GIVEN DATA:

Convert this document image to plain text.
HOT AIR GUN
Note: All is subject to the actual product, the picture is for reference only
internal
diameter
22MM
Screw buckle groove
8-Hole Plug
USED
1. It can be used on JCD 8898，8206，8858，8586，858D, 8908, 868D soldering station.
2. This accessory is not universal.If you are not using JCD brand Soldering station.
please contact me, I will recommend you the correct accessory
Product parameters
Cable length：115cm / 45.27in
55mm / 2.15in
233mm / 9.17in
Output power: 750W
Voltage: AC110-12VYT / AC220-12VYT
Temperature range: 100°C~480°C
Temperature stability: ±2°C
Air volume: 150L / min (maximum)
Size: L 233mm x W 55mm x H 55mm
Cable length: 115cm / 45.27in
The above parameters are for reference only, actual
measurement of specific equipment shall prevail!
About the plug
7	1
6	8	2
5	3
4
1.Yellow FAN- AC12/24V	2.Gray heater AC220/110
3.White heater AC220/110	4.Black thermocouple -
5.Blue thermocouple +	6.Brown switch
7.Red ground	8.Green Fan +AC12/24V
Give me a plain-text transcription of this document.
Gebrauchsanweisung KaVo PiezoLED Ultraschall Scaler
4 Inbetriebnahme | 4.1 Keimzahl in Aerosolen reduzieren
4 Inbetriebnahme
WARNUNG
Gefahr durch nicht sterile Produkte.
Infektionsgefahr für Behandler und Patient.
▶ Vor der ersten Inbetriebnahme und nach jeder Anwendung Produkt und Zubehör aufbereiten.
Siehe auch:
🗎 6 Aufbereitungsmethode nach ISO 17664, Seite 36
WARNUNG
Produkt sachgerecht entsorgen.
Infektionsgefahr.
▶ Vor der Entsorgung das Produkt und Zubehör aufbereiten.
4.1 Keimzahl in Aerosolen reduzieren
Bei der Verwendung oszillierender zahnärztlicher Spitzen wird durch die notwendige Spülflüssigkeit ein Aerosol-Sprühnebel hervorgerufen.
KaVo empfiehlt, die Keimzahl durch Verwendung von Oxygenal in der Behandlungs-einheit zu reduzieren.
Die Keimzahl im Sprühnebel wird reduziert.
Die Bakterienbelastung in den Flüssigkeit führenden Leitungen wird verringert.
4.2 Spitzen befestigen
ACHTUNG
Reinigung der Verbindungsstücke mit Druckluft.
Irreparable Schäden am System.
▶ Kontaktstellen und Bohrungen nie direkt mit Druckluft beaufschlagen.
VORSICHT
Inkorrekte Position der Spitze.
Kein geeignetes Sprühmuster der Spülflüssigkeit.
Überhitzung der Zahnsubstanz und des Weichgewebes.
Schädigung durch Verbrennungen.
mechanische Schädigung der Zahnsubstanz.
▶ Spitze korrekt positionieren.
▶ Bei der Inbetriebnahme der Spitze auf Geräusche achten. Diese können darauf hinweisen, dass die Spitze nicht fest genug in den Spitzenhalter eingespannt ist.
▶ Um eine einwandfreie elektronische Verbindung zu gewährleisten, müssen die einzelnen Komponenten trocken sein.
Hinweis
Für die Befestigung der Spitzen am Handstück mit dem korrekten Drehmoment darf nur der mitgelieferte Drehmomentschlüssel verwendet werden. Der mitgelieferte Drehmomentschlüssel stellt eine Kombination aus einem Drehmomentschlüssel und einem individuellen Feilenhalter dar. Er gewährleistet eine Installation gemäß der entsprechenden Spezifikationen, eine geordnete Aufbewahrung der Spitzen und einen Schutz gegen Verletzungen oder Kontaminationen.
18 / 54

YOUR GOAL:
Please quote every record above exactly as it appears.

WRITTEN SOLUTION:
Convert this document image to plain text.
HOT AIR GUN
Note: All is subject to the actual product, the picture is for reference only
internal
diameter
22MM
Screw buckle groove
8-Hole Plug
USED
1. It can be used on JCD 8898，8206，8858，8586，858D, 8908, 868D soldering station.
2. This accessory is not universal.If you are not using JCD brand Soldering station.
please contact me, I will recommend you the correct accessory
Product parameters
Cable length：115cm / 45.27in
55mm / 2.15in
233mm / 9.17in
Output power: 750W
Voltage: AC110-12VYT / AC220-12VYT
Temperature range: 100°C~480°C
Temperature stability: ±2°C
Air volume: 150L / min (maximum)
Size: L 233mm x W 55mm x H 55mm
Cable length: 115cm / 45.27in
The above parameters are for reference only, actual
measurement of specific equipment shall prevail!
About the plug
7	1
6	8	2
5	3
4
1.Yellow FAN- AC12/24V	2.Gray heater AC220/110
3.White heater AC220/110	4.Black thermocouple -
5.Blue thermocouple +	6.Brown switch
7.Red ground	8.Green Fan +AC12/24V
Give me a plain-text transcription of this document.
Gebrauchsanweisung KaVo PiezoLED Ultraschall Scaler
4 Inbetriebnahme | 4.1 Keimzahl in Aerosolen reduzieren
4 Inbetriebnahme
WARNUNG
Gefahr durch nicht sterile Produkte.
Infektionsgefahr für Behandler und Patient.
▶ Vor der ersten Inbetriebnahme und nach jeder Anwendung Produkt und Zubehör aufbereiten.
Siehe auch:
🗎 6 Aufbereitungsmethode nach ISO 17664, Seite 36
WARNUNG
Produkt sachgerecht entsorgen.
Infektionsgefahr.
▶ Vor der Entsorgung das Produkt und Zubehör aufbereiten.
4.1 Keimzahl in Aerosolen reduzieren
Bei der Verwendung oszillierender zahnärztlicher Spitzen wird durch die notwendige Spülflüssigkeit ein Aerosol-Sprühnebel hervorgerufen.
KaVo empfiehlt, die Keimzahl durch Verwendung von Oxygenal in der Behandlungs-einheit zu reduzieren.
Die Keimzahl im Sprühnebel wird reduziert.
Die Bakterienbelastung in den Flüssigkeit führenden Leitungen wird verringert.
4.2 Spitzen befestigen
ACHTUNG
Reinigung der Verbindungsstücke mit Druckluft.
Irreparable Schäden am System.
▶ Kontaktstellen und Bohrungen nie direkt mit Druckluft beaufschlagen.
VORSICHT
Inkorrekte Position der Spitze.
Kein geeignetes Sprühmuster der Spülflüssigkeit.
Überhitzung der Zahnsubstanz und des Weichgewebes.
Schädigung durch Verbrennungen.
mechanische Schädigung der Zahnsubstanz.
▶ Spitze korrekt positionieren.
▶ Bei der Inbetriebnahme der Spitze auf Geräusche achten. Diese können darauf hinweisen, dass die Spitze nicht fest genug in den Spitzenhalter eingespannt ist.
▶ Um eine einwandfreie elektronische Verbindung zu gewährleisten, müssen die einzelnen Komponenten trocken sein.
Hinweis
Für die Befestigung der Spitzen am Handstück mit dem korrekten Drehmoment darf nur der mitgelieferte Drehmomentschlüssel verwendet werden. Der mitgelieferte Drehmomentschlüssel stellt eine Kombination aus einem Drehmomentschlüssel und einem individuellen Feilenhalter dar. Er gewährleistet eine Installation gemäß der entsprechenden Spezifikationen, eine geordnete Aufbewahrung der Spitzen und einen Schutz gegen Verletzungen oder Kontaminationen.
18 / 54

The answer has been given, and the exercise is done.